--- BEGIN SUPPLIED DATA ---
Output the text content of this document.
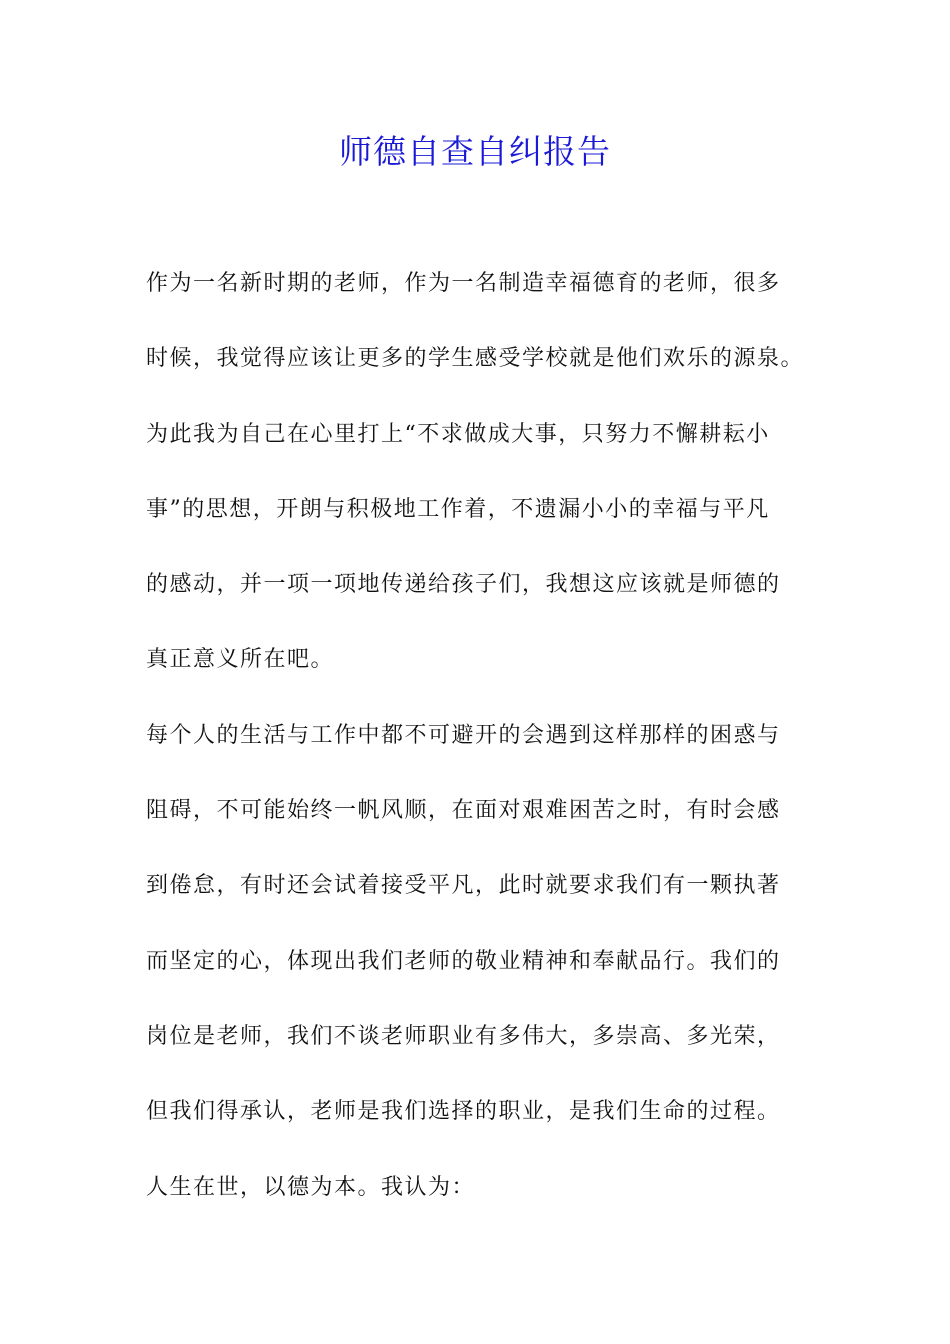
师德自查自纠报告
作为一名新时期的老师，作为一名制造幸福德育的老师，很多
时候，我觉得应该让更多的学生感受学校就是他们欢乐的源泉。
为此我为自己在心里打上“不求做成大事，只努力不懈耕耘小
事”的思想，开朗与积极地工作着，不遗漏小小的幸福与平凡
的感动，并一项一项地传递给孩子们，我想这应该就是师德的
真正意义所在吧。
每个人的生活与工作中都不可避开的会遇到这样那样的困惑与
阻碍，不可能始终一帆风顺，在面对艰难困苦之时，有时会感
到倦怠，有时还会试着接受平凡，此时就要求我们有一颗执著
而坚定的心，体现出我们老师的敬业精神和奉献品行。我们的
岗位是老师，我们不谈老师职业有多伟大，多崇高、多光荣，
但我们得承认，老师是我们选择的职业，是我们生命的过程。
人生在世，以德为本。我认为：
--- END SUPPLIED DATA ---
SHORT PROBLEM —
Except for the pictures, print the data above exactly.

OUTPUT BELOW —
Output the text content of this document.
师德自查自纠报告
作为一名新时期的老师，作为一名制造幸福德育的老师，很多
时候，我觉得应该让更多的学生感受学校就是他们欢乐的源泉。
为此我为自己在心里打上“不求做成大事，只努力不懈耕耘小
事”的思想，开朗与积极地工作着，不遗漏小小的幸福与平凡
的感动，并一项一项地传递给孩子们，我想这应该就是师德的
真正意义所在吧。
每个人的生活与工作中都不可避开的会遇到这样那样的困惑与
阻碍，不可能始终一帆风顺，在面对艰难困苦之时，有时会感
到倦怠，有时还会试着接受平凡，此时就要求我们有一颗执著
而坚定的心，体现出我们老师的敬业精神和奉献品行。我们的
岗位是老师，我们不谈老师职业有多伟大，多崇高、多光荣，
但我们得承认，老师是我们选择的职业，是我们生命的过程。
人生在世，以德为本。我认为：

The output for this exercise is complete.